Begin Task inputs

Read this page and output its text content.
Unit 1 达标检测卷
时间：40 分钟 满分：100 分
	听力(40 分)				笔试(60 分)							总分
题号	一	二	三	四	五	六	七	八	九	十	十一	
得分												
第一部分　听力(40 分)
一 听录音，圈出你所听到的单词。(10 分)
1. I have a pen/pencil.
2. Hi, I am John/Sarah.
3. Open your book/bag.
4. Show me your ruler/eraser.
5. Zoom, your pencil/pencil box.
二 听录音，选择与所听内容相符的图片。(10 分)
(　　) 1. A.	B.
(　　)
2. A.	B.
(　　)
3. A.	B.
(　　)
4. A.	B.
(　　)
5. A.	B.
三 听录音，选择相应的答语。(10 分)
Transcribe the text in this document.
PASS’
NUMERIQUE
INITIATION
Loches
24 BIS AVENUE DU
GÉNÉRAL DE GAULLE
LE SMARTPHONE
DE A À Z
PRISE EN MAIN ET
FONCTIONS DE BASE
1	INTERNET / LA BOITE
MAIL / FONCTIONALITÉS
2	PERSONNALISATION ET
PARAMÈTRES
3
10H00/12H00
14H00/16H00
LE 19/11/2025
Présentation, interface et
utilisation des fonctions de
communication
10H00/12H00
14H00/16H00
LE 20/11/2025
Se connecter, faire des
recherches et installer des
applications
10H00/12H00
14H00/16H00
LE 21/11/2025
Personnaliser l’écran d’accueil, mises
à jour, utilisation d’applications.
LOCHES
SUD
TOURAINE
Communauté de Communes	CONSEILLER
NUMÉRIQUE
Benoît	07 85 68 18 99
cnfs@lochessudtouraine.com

End Task inputs
Begin Task inputs

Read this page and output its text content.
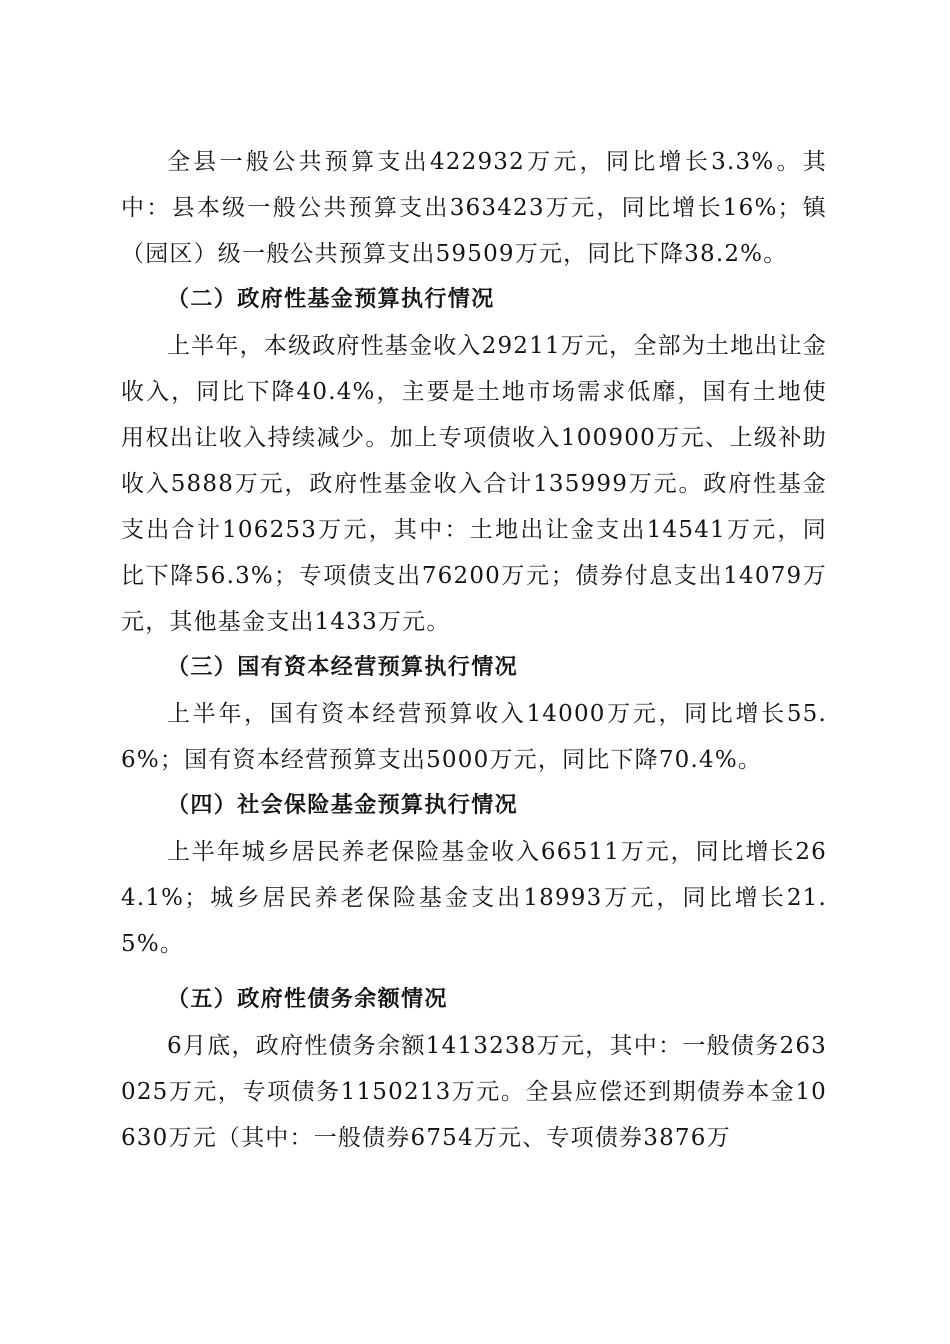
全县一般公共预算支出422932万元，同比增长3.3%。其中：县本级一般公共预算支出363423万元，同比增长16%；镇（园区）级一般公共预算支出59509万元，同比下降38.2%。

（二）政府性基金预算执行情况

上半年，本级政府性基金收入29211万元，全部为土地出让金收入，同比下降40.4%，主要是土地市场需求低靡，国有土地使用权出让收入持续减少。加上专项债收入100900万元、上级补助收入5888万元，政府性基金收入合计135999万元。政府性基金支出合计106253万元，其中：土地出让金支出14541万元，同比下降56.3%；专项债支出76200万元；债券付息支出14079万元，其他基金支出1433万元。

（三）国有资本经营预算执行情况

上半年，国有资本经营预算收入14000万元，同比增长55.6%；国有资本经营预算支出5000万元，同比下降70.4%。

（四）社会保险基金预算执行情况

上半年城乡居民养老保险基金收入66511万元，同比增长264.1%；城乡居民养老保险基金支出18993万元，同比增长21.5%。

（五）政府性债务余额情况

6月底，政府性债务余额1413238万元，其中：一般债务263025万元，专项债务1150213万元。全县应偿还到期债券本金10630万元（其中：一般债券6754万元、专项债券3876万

End Task inputs
Begin Task inputs

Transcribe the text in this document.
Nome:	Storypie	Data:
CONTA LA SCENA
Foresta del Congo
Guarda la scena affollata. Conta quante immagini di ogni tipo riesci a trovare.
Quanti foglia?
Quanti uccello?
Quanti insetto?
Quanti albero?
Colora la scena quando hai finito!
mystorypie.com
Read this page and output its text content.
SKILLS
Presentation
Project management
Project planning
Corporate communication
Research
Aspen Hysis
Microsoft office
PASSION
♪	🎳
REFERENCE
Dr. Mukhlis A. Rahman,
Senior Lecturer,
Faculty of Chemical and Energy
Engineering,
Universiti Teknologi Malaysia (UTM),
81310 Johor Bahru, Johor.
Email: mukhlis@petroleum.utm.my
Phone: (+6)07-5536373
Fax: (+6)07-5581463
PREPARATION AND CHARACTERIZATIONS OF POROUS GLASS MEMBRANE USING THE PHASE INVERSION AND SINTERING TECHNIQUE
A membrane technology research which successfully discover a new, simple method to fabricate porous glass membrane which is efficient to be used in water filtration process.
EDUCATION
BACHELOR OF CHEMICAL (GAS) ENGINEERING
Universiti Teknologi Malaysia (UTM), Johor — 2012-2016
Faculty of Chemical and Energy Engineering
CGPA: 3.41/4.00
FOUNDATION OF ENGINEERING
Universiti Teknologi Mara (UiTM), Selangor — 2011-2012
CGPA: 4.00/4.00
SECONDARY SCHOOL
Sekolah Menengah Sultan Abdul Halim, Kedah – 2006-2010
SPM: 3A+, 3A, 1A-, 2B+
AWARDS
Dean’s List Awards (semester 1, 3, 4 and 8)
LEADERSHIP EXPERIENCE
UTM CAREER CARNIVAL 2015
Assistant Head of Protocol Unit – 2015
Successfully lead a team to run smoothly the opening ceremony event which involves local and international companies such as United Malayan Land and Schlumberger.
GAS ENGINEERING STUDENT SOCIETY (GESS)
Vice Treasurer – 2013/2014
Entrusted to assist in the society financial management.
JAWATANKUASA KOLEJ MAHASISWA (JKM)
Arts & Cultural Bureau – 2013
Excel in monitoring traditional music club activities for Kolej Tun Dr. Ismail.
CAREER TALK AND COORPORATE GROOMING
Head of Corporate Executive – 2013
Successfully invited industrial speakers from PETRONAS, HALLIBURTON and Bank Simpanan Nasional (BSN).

End Task inputs

Task details
Count every line of the material above that holds the string "Energy", then state only the total.

Output
2